Go through the listing and write out all of it exactly.

Saved data entries
+-------+

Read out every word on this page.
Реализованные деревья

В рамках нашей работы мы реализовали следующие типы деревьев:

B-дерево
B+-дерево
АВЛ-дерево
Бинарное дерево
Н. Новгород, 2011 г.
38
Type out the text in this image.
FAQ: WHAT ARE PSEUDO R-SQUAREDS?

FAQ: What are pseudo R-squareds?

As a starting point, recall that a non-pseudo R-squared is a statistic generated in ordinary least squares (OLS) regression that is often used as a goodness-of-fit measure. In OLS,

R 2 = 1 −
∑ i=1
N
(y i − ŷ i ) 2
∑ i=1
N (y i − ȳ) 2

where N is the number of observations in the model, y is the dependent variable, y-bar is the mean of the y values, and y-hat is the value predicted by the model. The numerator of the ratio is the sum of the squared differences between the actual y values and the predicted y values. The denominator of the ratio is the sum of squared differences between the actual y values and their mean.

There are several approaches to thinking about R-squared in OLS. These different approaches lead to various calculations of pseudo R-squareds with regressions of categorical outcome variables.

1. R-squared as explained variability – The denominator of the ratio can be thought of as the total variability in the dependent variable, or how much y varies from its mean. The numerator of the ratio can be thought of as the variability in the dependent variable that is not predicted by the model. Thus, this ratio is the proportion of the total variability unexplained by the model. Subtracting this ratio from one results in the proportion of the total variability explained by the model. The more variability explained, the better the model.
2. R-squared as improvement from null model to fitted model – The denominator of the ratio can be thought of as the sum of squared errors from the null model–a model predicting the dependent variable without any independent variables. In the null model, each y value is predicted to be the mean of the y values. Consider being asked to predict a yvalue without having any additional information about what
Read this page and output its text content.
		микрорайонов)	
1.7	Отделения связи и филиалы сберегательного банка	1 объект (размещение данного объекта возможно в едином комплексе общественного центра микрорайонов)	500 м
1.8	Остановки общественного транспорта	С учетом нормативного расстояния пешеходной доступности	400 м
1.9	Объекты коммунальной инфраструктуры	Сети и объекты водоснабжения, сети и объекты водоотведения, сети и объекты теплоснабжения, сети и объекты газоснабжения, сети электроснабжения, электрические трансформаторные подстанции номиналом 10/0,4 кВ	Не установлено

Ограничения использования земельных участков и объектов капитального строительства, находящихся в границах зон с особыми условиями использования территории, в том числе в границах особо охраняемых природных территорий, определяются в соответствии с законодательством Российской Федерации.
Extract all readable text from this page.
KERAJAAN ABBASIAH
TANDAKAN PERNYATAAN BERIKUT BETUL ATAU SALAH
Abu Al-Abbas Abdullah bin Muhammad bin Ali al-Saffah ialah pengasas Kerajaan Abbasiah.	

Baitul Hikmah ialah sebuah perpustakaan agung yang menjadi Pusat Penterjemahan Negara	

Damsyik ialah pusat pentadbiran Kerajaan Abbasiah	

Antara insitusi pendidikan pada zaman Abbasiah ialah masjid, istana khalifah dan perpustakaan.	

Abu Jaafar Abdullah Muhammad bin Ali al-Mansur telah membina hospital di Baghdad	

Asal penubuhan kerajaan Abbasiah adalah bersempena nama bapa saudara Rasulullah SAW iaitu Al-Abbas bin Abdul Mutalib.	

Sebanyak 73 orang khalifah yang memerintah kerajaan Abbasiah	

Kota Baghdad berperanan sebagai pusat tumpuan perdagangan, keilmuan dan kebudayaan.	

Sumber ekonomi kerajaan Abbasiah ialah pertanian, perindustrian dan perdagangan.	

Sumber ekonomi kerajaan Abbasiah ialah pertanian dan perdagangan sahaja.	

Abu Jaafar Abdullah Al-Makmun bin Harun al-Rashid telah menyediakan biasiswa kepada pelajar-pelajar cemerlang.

+-------+

**OUTPUT OF THE TASK**:
Read out every word on this page.
Реализованные деревья

В рамках нашей работы мы реализовали следующие типы деревьев:

B-дерево
B+-дерево
АВЛ-дерево
Бинарное дерево
Н. Новгород, 2011 г.
38
Type out the text in this image.
FAQ: WHAT ARE PSEUDO R-SQUAREDS?

FAQ: What are pseudo R-squareds?

As a starting point, recall that a non-pseudo R-squared is a statistic generated in ordinary least squares (OLS) regression that is often used as a goodness-of-fit measure. In OLS,

R 2 = 1 −
∑ i=1
N
(y i − ŷ i ) 2
∑ i=1
N (y i − ȳ) 2

where N is the number of observations in the model, y is the dependent variable, y-bar is the mean of the y values, and y-hat is the value predicted by the model. The numerator of the ratio is the sum of the squared differences between the actual y values and the predicted y values. The denominator of the ratio is the sum of squared differences between the actual y values and their mean.

There are several approaches to thinking about R-squared in OLS. These different approaches lead to various calculations of pseudo R-squareds with regressions of categorical outcome variables.

1. R-squared as explained variability – The denominator of the ratio can be thought of as the total variability in the dependent variable, or how much y varies from its mean. The numerator of the ratio can be thought of as the variability in the dependent variable that is not predicted by the model. Thus, this ratio is the proportion of the total variability unexplained by the model. Subtracting this ratio from one results in the proportion of the total variability explained by the model. The more variability explained, the better the model.
2. R-squared as improvement from null model to fitted model – The denominator of the ratio can be thought of as the sum of squared errors from the null model–a model predicting the dependent variable without any independent variables. In the null model, each y value is predicted to be the mean of the y values. Consider being asked to predict a yvalue without having any additional information about what
Read this page and output its text content.
		микрорайонов)	
1.7	Отделения связи и филиалы сберегательного банка	1 объект (размещение данного объекта возможно в едином комплексе общественного центра микрорайонов)	500 м
1.8	Остановки общественного транспорта	С учетом нормативного расстояния пешеходной доступности	400 м
1.9	Объекты коммунальной инфраструктуры	Сети и объекты водоснабжения, сети и объекты водоотведения, сети и объекты теплоснабжения, сети и объекты газоснабжения, сети электроснабжения, электрические трансформаторные подстанции номиналом 10/0,4 кВ	Не установлено

Ограничения использования земельных участков и объектов капитального строительства, находящихся в границах зон с особыми условиями использования территории, в том числе в границах особо охраняемых природных территорий, определяются в соответствии с законодательством Российской Федерации.
Extract all readable text from this page.
KERAJAAN ABBASIAH
TANDAKAN PERNYATAAN BERIKUT BETUL ATAU SALAH
Abu Al-Abbas Abdullah bin Muhammad bin Ali al-Saffah ialah pengasas Kerajaan Abbasiah.	

Baitul Hikmah ialah sebuah perpustakaan agung yang menjadi Pusat Penterjemahan Negara	

Damsyik ialah pusat pentadbiran Kerajaan Abbasiah	

Antara insitusi pendidikan pada zaman Abbasiah ialah masjid, istana khalifah dan perpustakaan.	

Abu Jaafar Abdullah Muhammad bin Ali al-Mansur telah membina hospital di Baghdad	

Asal penubuhan kerajaan Abbasiah adalah bersempena nama bapa saudara Rasulullah SAW iaitu Al-Abbas bin Abdul Mutalib.	

Sebanyak 73 orang khalifah yang memerintah kerajaan Abbasiah	

Kota Baghdad berperanan sebagai pusat tumpuan perdagangan, keilmuan dan kebudayaan.	

Sumber ekonomi kerajaan Abbasiah ialah pertanian, perindustrian dan perdagangan.	

Sumber ekonomi kerajaan Abbasiah ialah pertanian dan perdagangan sahaja.	

Abu Jaafar Abdullah Al-Makmun bin Harun al-Rashid telah menyediakan biasiswa kepada pelajar-pelajar cemerlang.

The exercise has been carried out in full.